### Supplied records
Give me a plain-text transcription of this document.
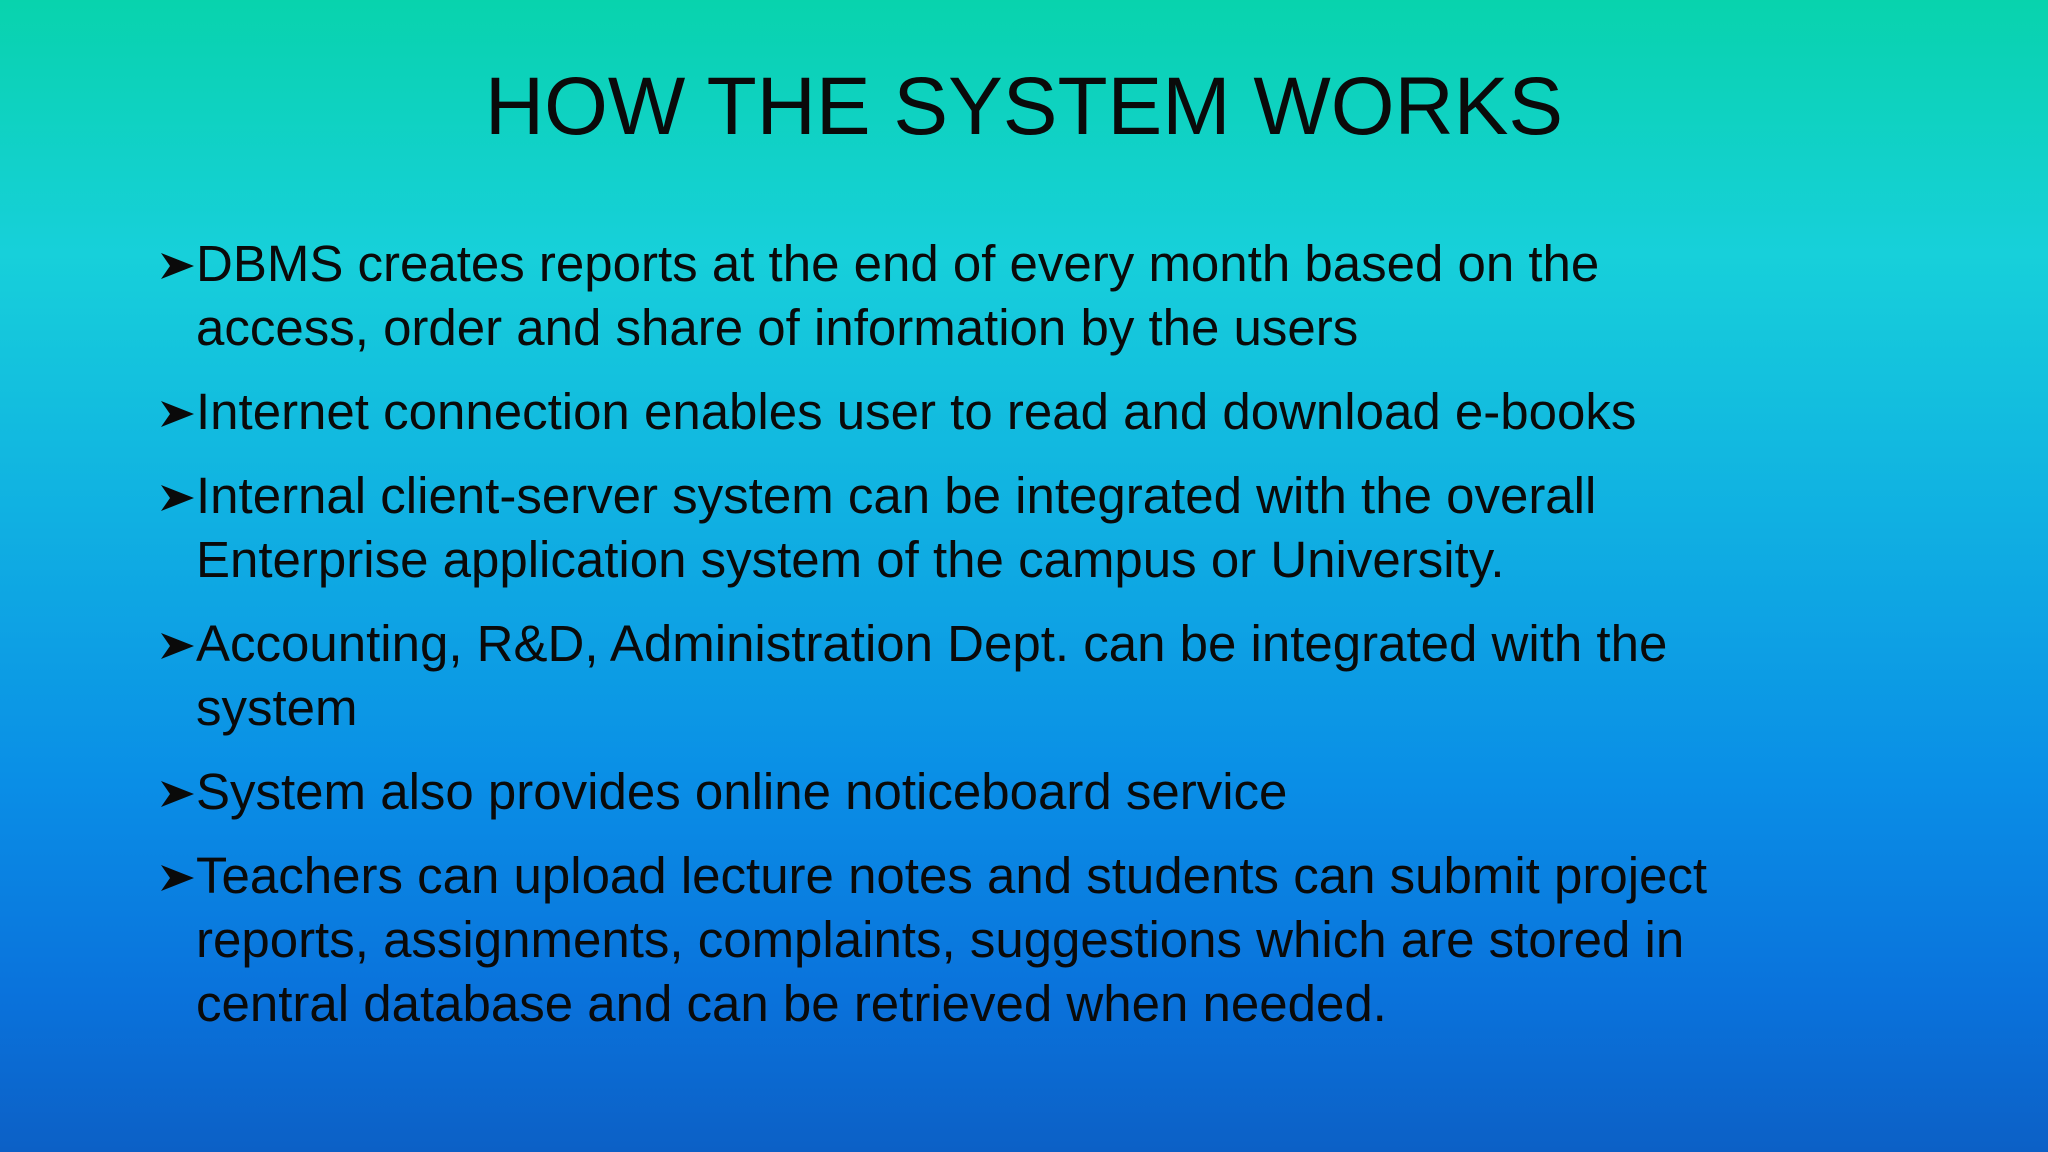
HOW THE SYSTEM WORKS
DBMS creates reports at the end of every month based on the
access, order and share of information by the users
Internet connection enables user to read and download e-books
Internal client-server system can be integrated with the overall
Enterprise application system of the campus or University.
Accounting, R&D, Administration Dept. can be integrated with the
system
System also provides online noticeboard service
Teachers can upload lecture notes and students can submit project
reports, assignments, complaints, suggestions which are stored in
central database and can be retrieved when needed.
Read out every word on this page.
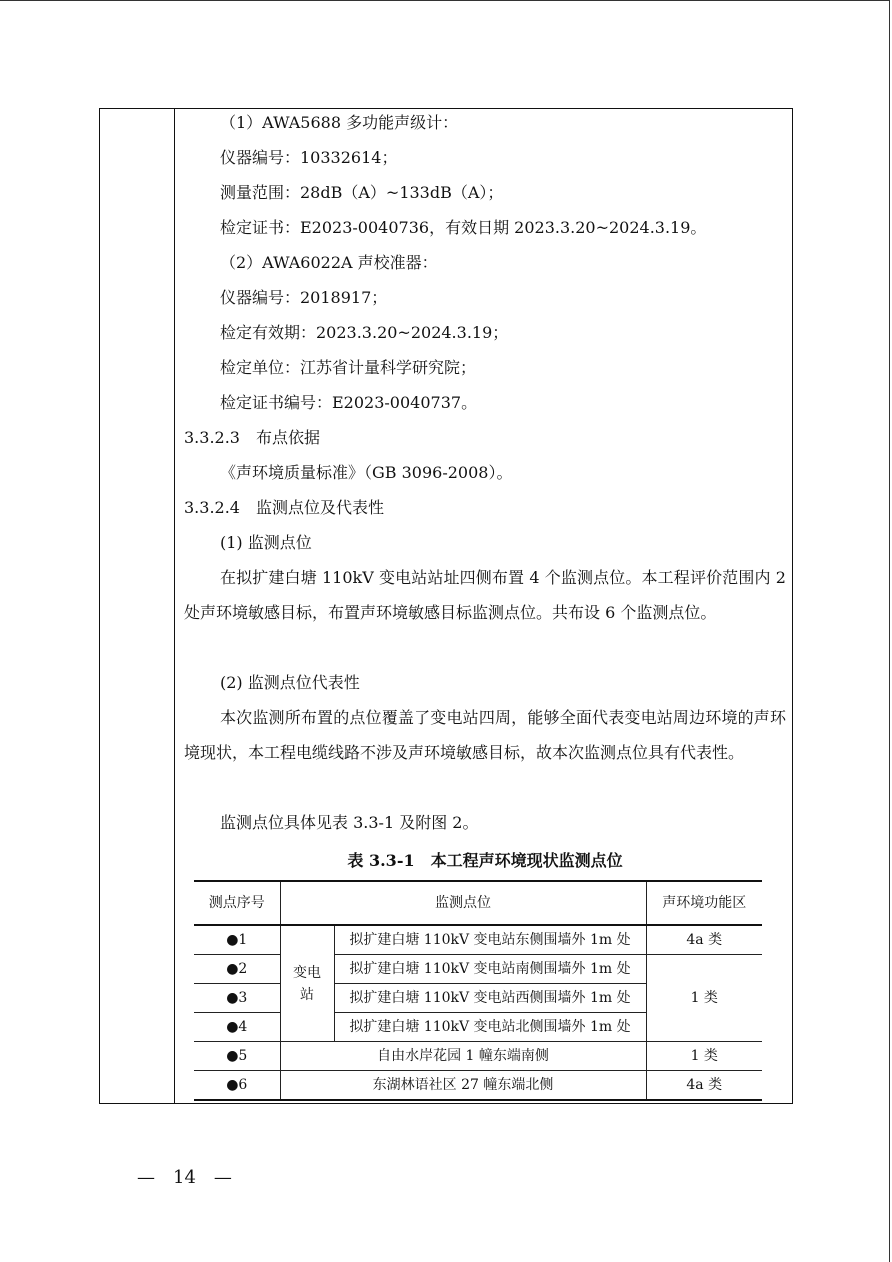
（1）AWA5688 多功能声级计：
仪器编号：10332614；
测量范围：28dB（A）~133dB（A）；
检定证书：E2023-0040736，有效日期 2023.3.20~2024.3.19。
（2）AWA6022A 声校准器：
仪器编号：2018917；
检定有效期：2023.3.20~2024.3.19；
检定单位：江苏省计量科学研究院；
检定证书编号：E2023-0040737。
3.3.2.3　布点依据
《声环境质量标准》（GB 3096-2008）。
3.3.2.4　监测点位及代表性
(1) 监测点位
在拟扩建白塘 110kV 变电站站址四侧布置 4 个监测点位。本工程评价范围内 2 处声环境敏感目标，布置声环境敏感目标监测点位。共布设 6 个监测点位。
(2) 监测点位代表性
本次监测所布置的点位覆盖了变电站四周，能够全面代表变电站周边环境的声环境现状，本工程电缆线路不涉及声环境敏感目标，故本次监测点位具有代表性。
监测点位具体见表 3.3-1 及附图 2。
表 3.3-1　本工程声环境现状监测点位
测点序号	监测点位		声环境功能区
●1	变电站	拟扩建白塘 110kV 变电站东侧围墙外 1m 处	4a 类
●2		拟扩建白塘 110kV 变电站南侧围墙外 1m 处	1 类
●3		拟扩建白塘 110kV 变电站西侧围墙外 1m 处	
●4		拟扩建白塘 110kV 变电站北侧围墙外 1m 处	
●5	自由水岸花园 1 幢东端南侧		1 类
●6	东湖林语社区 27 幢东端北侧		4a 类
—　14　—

...

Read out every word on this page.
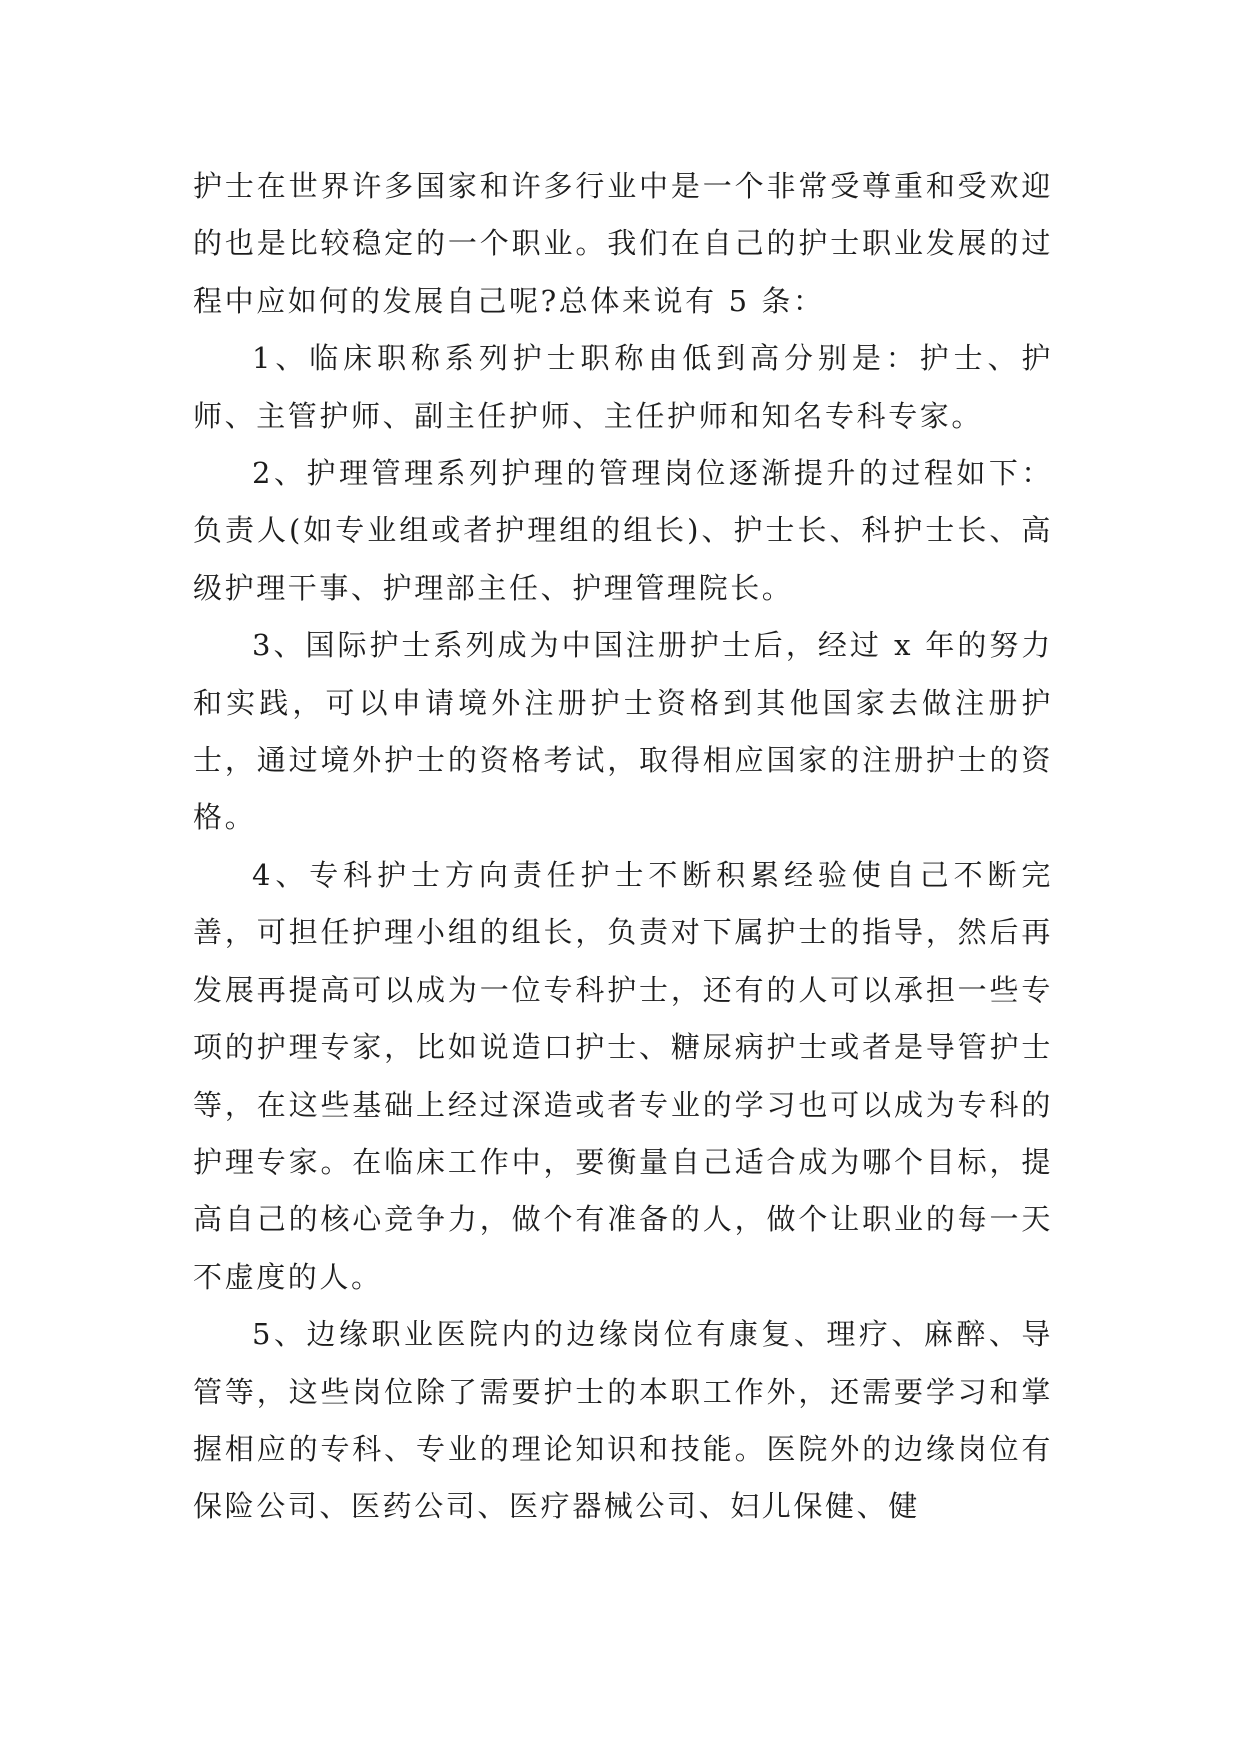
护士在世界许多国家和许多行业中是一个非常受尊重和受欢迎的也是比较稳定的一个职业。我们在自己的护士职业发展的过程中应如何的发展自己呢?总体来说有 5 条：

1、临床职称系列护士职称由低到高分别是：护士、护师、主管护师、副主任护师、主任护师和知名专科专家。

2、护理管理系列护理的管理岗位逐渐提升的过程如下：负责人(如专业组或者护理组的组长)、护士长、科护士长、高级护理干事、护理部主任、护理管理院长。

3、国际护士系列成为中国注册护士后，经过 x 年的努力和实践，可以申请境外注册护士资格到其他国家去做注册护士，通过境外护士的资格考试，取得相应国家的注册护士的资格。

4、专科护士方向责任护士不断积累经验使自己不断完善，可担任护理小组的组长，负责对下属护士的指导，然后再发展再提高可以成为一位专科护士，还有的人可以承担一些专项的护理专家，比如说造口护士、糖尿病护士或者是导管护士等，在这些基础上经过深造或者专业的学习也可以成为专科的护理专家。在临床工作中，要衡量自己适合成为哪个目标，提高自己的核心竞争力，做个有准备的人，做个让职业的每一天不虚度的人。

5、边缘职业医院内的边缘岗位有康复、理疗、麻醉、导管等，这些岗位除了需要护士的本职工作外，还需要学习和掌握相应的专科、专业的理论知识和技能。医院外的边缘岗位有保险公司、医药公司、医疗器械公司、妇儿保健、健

### Exercise objective
Report every line containing the word "with" from the listing above.

### Finished exercise
Internal client-server system can be integrated with the overall
Accounting, R&D, Administration Dept. can be integrated with the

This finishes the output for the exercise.